Set exercise - Find the lines that hold the word "JSON" and return them.

(Entries with figure data)
+===+

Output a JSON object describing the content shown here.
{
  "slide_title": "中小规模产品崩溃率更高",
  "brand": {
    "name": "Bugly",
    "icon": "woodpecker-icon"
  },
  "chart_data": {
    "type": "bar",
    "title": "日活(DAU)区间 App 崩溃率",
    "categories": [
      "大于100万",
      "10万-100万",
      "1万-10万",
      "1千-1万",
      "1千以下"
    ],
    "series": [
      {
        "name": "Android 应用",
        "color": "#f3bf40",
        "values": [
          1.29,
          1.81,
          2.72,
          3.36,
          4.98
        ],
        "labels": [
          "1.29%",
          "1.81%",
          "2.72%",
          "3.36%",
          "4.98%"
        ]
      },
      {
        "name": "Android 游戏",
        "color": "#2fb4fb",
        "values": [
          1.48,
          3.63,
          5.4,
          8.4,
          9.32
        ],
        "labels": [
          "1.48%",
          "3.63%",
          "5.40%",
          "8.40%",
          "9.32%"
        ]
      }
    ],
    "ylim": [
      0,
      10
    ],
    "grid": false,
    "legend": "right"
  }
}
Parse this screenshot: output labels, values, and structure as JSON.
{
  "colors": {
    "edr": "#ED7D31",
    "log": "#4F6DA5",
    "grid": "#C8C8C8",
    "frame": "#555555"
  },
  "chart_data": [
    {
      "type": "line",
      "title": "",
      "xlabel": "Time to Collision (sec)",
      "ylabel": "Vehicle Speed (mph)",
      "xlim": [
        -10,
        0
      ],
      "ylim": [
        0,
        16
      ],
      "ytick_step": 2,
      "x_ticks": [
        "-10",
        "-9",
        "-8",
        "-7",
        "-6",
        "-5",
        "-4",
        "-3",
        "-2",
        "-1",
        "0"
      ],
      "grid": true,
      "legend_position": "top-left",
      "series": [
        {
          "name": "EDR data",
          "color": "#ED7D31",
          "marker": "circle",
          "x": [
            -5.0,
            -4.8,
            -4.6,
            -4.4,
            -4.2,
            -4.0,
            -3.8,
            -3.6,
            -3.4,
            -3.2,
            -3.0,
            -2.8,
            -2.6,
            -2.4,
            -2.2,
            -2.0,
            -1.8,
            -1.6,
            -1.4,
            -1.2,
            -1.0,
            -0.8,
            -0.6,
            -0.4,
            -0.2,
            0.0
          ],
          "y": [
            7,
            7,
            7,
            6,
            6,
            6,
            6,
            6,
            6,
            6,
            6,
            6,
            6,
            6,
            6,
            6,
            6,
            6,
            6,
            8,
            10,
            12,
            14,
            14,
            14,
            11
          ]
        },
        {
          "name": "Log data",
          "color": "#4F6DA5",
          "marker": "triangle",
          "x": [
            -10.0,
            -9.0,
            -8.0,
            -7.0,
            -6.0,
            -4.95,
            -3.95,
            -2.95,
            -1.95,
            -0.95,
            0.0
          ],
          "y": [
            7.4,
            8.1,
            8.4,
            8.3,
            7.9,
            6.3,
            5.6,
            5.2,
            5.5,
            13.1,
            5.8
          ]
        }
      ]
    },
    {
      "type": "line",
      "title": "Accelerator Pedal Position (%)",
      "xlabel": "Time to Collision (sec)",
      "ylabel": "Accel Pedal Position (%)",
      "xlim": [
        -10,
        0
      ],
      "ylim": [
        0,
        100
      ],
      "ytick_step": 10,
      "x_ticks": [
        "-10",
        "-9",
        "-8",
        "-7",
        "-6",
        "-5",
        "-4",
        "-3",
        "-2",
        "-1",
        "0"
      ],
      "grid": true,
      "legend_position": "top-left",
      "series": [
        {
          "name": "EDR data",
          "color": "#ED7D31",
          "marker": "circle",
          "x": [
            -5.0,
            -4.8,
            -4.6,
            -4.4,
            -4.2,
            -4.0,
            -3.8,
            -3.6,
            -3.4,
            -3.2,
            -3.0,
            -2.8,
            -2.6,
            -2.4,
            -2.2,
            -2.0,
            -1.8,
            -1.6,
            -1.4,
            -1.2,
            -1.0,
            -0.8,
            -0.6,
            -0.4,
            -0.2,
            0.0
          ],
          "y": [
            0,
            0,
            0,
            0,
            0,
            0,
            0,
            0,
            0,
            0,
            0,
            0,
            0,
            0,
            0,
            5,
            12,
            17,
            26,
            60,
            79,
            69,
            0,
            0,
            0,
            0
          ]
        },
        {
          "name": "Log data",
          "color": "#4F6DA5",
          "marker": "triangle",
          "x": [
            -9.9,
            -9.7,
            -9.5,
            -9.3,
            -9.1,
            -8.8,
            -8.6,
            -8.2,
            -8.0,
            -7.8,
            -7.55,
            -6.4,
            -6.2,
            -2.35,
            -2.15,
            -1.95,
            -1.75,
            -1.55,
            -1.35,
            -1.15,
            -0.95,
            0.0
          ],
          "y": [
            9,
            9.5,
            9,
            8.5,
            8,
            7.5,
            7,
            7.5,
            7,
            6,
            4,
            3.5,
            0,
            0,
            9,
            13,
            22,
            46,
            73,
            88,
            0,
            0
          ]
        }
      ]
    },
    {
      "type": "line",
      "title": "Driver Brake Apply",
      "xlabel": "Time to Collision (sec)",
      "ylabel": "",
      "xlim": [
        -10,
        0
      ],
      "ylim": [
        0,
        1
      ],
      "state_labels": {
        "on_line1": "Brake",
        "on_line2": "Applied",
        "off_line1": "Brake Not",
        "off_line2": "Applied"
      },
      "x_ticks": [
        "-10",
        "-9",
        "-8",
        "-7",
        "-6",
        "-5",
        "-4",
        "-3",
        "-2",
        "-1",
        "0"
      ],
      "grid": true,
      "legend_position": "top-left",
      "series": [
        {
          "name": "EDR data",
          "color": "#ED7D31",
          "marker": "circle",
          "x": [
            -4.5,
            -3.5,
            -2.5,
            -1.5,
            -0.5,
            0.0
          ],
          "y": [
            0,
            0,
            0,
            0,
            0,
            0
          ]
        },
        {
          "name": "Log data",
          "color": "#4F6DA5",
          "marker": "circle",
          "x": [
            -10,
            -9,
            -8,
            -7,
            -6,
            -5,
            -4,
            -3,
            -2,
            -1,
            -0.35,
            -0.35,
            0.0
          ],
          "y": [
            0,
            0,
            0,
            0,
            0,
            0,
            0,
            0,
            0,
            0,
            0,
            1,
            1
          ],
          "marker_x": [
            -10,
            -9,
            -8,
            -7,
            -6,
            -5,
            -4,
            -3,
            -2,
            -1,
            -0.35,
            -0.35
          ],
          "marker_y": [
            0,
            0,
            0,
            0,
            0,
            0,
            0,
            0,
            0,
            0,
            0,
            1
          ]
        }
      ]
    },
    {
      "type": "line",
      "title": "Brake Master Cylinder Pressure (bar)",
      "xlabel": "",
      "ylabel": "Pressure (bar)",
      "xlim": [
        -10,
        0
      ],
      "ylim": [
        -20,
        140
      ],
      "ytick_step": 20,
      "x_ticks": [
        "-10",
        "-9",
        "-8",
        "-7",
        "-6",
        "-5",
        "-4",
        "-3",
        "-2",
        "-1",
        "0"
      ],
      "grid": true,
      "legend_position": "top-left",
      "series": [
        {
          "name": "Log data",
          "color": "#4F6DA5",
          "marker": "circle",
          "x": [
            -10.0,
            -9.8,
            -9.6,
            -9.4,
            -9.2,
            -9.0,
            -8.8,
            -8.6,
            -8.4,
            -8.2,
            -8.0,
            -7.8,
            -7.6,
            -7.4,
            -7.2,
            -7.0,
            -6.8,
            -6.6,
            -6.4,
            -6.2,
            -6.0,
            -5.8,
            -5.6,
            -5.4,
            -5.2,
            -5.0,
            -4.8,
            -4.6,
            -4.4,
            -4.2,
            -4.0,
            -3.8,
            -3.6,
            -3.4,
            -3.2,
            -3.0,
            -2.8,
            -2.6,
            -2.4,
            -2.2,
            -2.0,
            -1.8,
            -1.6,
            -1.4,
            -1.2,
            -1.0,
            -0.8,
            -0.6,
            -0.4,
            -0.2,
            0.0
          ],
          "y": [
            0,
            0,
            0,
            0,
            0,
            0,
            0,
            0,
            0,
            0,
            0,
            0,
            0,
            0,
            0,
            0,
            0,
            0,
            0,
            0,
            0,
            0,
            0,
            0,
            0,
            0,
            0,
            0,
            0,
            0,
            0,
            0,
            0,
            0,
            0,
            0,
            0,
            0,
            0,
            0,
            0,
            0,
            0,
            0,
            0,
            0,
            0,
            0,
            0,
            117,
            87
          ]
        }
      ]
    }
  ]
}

+===+

Expected answer -
Output a JSON object describing the content shown here.
Parse this screenshot: output labels, values, and structure as JSON.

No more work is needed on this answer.